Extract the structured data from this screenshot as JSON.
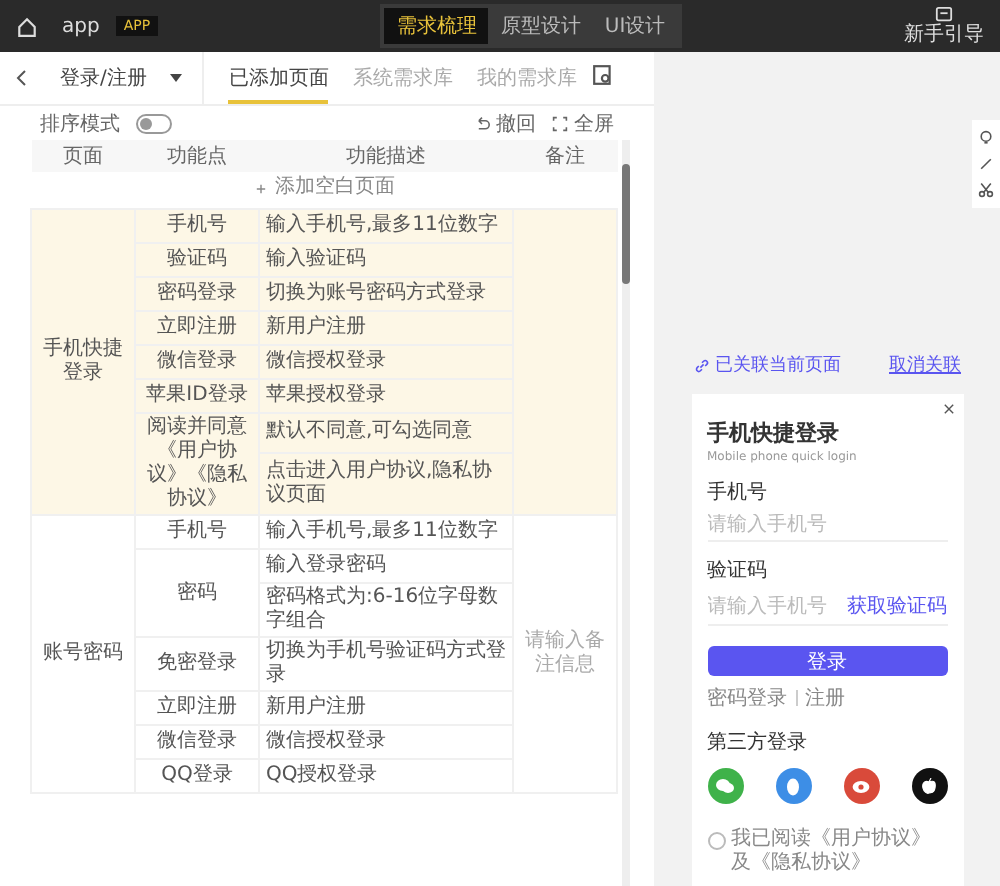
{
  "top_bar": {
    "app_name": "app",
    "badge": "APP",
    "tabs": [
      {
        "label": "需求梳理",
        "selected": true
      },
      {
        "label": "原型设计",
        "selected": false
      },
      {
        "label": "UI设计",
        "selected": false
      }
    ],
    "guide": "新手引导"
  },
  "page_bar": {
    "page_select": "登录/注册",
    "tabs": [
      {
        "label": "已添加页面",
        "selected": true
      },
      {
        "label": "系统需求库",
        "selected": false
      },
      {
        "label": "我的需求库",
        "selected": false
      }
    ]
  },
  "toolbar": {
    "sort_mode": {
      "label": "排序模式",
      "on": false
    },
    "undo": "撤回",
    "fullscreen": "全屏"
  },
  "table": {
    "columns": [
      "页面",
      "功能点",
      "功能描述",
      "备注"
    ],
    "add_row": "添加空白页面",
    "groups": [
      {
        "page": "手机快捷登录",
        "highlighted": true,
        "features": [
          {
            "kind": "item",
            "name": "手机号",
            "descriptions": [
              "输入手机号,最多11位数字"
            ]
          },
          {
            "kind": "item",
            "name": "验证码",
            "descriptions": [
              "输入验证码"
            ]
          },
          {
            "kind": "item",
            "name": "密码登录",
            "descriptions": [
              "切换为账号密码方式登录"
            ]
          },
          {
            "kind": "item",
            "name": "立即注册",
            "descriptions": [
              "新用户注册"
            ]
          },
          {
            "kind": "item",
            "name": "微信登录",
            "descriptions": [
              "微信授权登录"
            ]
          },
          {
            "kind": "item",
            "name": "苹果ID登录",
            "descriptions": [
              "苹果授权登录"
            ]
          },
          {
            "kind": "item",
            "name": "阅读并同意《用户协议》《隐私协议》",
            "descriptions": [
              "默认不同意,可勾选同意",
              "点击进入用户协议,隐私协议页面"
            ]
          }
        ]
      },
      {
        "page": "账号密码",
        "highlighted": false,
        "remark": "请输入备注信息",
        "features": [
          {
            "kind": "item",
            "name": "手机号",
            "descriptions": [
              "输入手机号,最多11位数字"
            ]
          },
          {
            "kind": "item",
            "name": "密码",
            "descriptions": [
              "输入登录密码",
              "密码格式为:6-16位字母数字组合"
            ]
          },
          {
            "kind": "item",
            "name": "免密登录",
            "descriptions": [
              "切换为手机号验证码方式登录"
            ]
          },
          {
            "kind": "item",
            "name": "立即注册",
            "descriptions": [
              "新用户注册"
            ]
          },
          {
            "kind": "item",
            "name": "微信登录",
            "descriptions": [
              "微信授权登录"
            ]
          },
          {
            "kind": "item",
            "name": "QQ登录",
            "descriptions": [
              "QQ授权登录"
            ]
          }
        ]
      }
    ]
  },
  "preview": {
    "link_status": "已关联当前页面",
    "unlink": "取消关联",
    "title": "手机快捷登录",
    "subtitle": "Mobile phone quick login",
    "fields": [
      {
        "label": "手机号",
        "placeholder": "请输入手机号"
      },
      {
        "label": "验证码",
        "placeholder": "请输入手机号",
        "action": "获取验证码"
      }
    ],
    "login_button": "登录",
    "links": [
      "密码登录",
      "注册"
    ],
    "third_party_label": "第三方登录",
    "providers": [
      {
        "kind": "chat",
        "color": "#3fb24a"
      },
      {
        "kind": "penguin",
        "color": "#3d8ee6"
      },
      {
        "kind": "eye",
        "color": "#d94a3a"
      },
      {
        "kind": "apple",
        "color": "#111111"
      }
    ],
    "consent": {
      "checked": false,
      "text": "我已阅读《用户协议》及《隐私协议》"
    }
  }
}
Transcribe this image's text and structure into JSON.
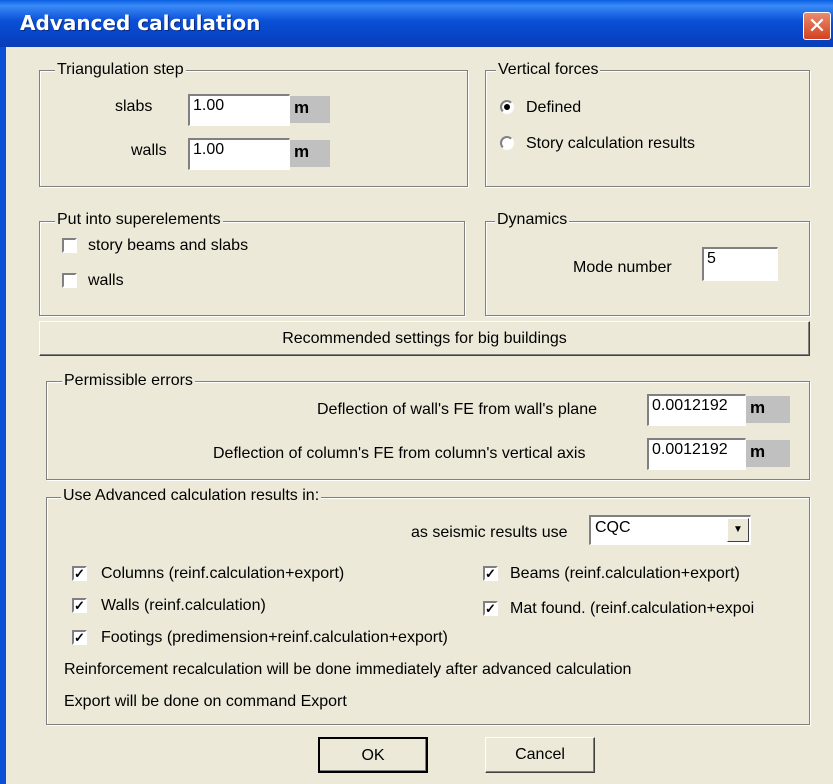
{
  "window": {
    "title": "Advanced calculation",
    "close_glyph": "✕"
  },
  "triangulation": {
    "label": "Triangulation step",
    "slabs_label": "slabs",
    "slabs_value": "1.00",
    "slabs_unit": "m",
    "walls_label": "walls",
    "walls_value": "1.00",
    "walls_unit": "m"
  },
  "vertical_forces": {
    "label": "Vertical forces",
    "option_defined": "Defined",
    "option_story": "Story calculation results",
    "selected": "Defined"
  },
  "superelements": {
    "label": "Put into superelements",
    "story_beams_label": "story beams and slabs",
    "story_beams_checked": false,
    "walls_label": "walls",
    "walls_checked": false
  },
  "dynamics": {
    "label": "Dynamics",
    "mode_label": "Mode number",
    "mode_value": "5"
  },
  "recommended_button": "Recommended settings for big buildings",
  "permissible_errors": {
    "label": "Permissible errors",
    "wall_label": "Deflection of wall's FE from wall's plane",
    "wall_value": "0.0012192",
    "wall_unit": "m",
    "column_label": "Deflection of column's FE from column's vertical axis",
    "column_value": "0.0012192",
    "column_unit": "m"
  },
  "advanced_results": {
    "label": "Use Advanced calculation results in:",
    "seismic_label": "as seismic results use",
    "seismic_value": "CQC",
    "columns_label": "Columns (reinf.calculation+export)",
    "columns_checked": true,
    "walls_label": "Walls (reinf.calculation)",
    "walls_checked": true,
    "footings_label": "Footings (predimension+reinf.calculation+export)",
    "footings_checked": true,
    "beams_label": "Beams (reinf.calculation+export)",
    "beams_checked": true,
    "mat_label": "Mat found. (reinf.calculation+expoi",
    "mat_checked": true,
    "note1": "Reinforcement recalculation will be done immediately after advanced calculation",
    "note2": "Export will be done on command Export"
  },
  "buttons": {
    "ok": "OK",
    "cancel": "Cancel"
  },
  "icons": {
    "check": "✓",
    "dropdown": "▼"
  },
  "colors": {
    "titlebar": "#0a4fd6",
    "dialog_bg": "#ece9d8",
    "unit_bg": "#c0c0c0",
    "close_btn": "#d3411f"
  }
}
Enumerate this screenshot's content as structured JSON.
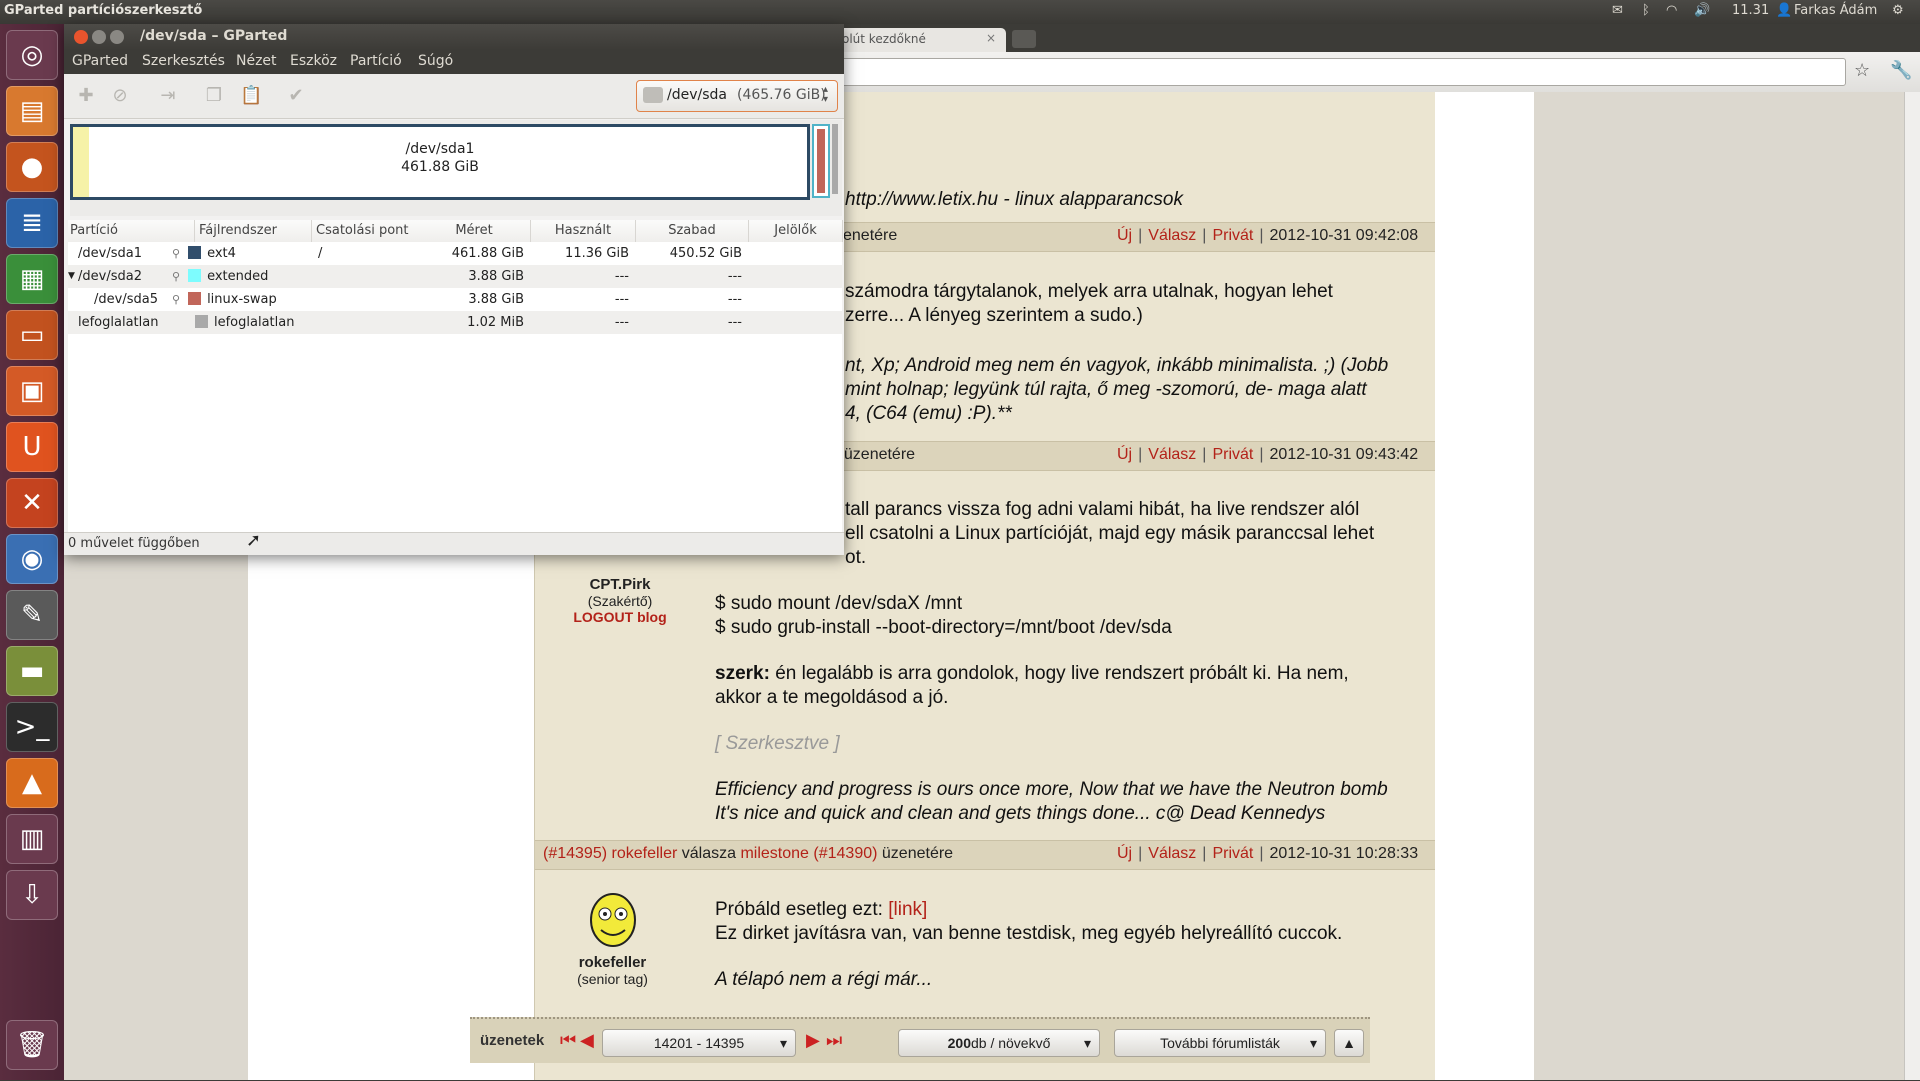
{
  "top_panel": {
    "app_title": "GParted partíciószerkesztő",
    "clock": "11.31",
    "user": "Farkas Ádám"
  },
  "browser": {
    "tab_title": "olút kezdőkné"
  },
  "forum": {
    "frag_link": "http://www.letix.hu - linux alapparancsok",
    "post1_header": {
      "prefix": "enetére",
      "new": "Új",
      "reply": "Válasz",
      "private": "Privát",
      "date": "2012-10-31 09:42:08"
    },
    "post1_text1": "számodra tárgytalanok, melyek arra utalnak, hogyan lehet",
    "post1_text2": "zerre... A lényeg szerintem a sudo.)",
    "post1_sig1": "nt, Xp; Android meg nem én vagyok, inkább minimalista. ;) (Jobb",
    "post1_sig2": "mint holnap; legyünk túl rajta, ő meg -szomorú, de- maga alatt",
    "post1_sig3": "4, (C64 (emu) :P).**",
    "post2_header": {
      "prefix": "ı üzenetére",
      "new": "Új",
      "reply": "Válasz",
      "private": "Privát",
      "date": "2012-10-31 09:43:42"
    },
    "post2_text1": "tall parancs vissza fog adni valami hibát, ha live rendszer alól",
    "post2_text2": "ell csatolni a Linux partícióját, majd egy másik paranccsal lehet",
    "post2_text3": "ot.",
    "post2_author": "CPT.Pirk",
    "post2_rank": "(Szakértő)",
    "post2_blog": "LOGOUT blog",
    "post2_cmd1": "$ sudo mount /dev/sdaX /mnt",
    "post2_cmd2": "$ sudo grub-install --boot-directory=/mnt/boot /dev/sda",
    "post2_edit_label": "szerk:",
    "post2_edit_text1": " én legalább is arra gondolok, hogy live rendszert próbált ki. Ha nem,",
    "post2_edit_text2": "akkor a te megoldásod a jó.",
    "post2_edited": "[ Szerkesztve ]",
    "post2_sig1": "Efficiency and progress is ours once more, Now that we have the Neutron bomb",
    "post2_sig2": "It's nice and quick and clean and gets things done... c@ Dead Kennedys",
    "post3_header": {
      "num": "(#14395)",
      "author": "rokefeller",
      "mid": "válasza",
      "target": "milestone",
      "target_num": "(#14390)",
      "suffix": "üzenetére",
      "new": "Új",
      "reply": "Válasz",
      "private": "Privát",
      "date": "2012-10-31 10:28:33"
    },
    "post3_text1": "Próbáld esetleg ezt: ",
    "post3_link": "[link]",
    "post3_text2": "Ez dirket javításra van, van benne testdisk, meg egyéb helyreállító cuccok.",
    "post3_author": "rokefeller",
    "post3_rank": "(senior tag)",
    "post3_sig": "A télapó nem a régi már...",
    "pager_label": "üzenetek",
    "pager_range": "14201 - 14395",
    "pager_per_page_num": "200",
    "pager_per_page": " db / növekvő",
    "pager_more": "További fórumlisták"
  },
  "gparted": {
    "title": "/dev/sda – GParted",
    "menu": [
      "GParted",
      "Szerkesztés",
      "Nézet",
      "Eszköz",
      "Partíció",
      "Súgó"
    ],
    "device": "/dev/sda",
    "device_size": "(465.76 GiB)",
    "bar_partition": "/dev/sda1",
    "bar_size": "461.88 GiB",
    "columns": [
      "Partíció",
      "Fájlrendszer",
      "Csatolási pont",
      "Méret",
      "Használt",
      "Szabad",
      "Jelölők"
    ],
    "rows": [
      {
        "partition": "/dev/sda1",
        "fs": "ext4",
        "fs_color": "#314e6c",
        "mount": "/",
        "size": "461.88 GiB",
        "used": "11.36 GiB",
        "free": "450.52 GiB",
        "flags": ""
      },
      {
        "partition": "/dev/sda2",
        "fs": "extended",
        "fs_color": "#7dfcfe",
        "mount": "",
        "size": "3.88 GiB",
        "used": "---",
        "free": "---",
        "flags": ""
      },
      {
        "partition": "/dev/sda5",
        "fs": "linux-swap",
        "fs_color": "#c1665a",
        "mount": "",
        "size": "3.88 GiB",
        "used": "---",
        "free": "---",
        "flags": ""
      },
      {
        "partition": "lefoglalatlan",
        "fs": "lefoglalatlan",
        "fs_color": "#a9a9a9",
        "mount": "",
        "size": "1.02 MiB",
        "used": "---",
        "free": "---",
        "flags": ""
      }
    ],
    "status": "0 művelet függőben"
  }
}
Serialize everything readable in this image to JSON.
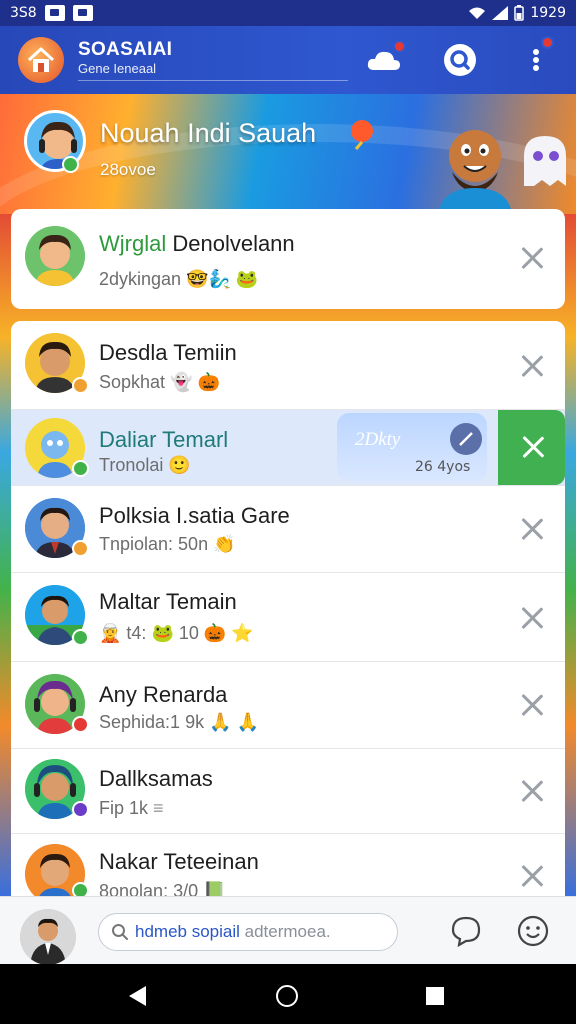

=-=-=-=-=

> Do this
Identify each line holding the string "üzenetére", and copy it out.

> Result below
      "prefix": "ı üzenetére",
      "suffix": "üzenetére",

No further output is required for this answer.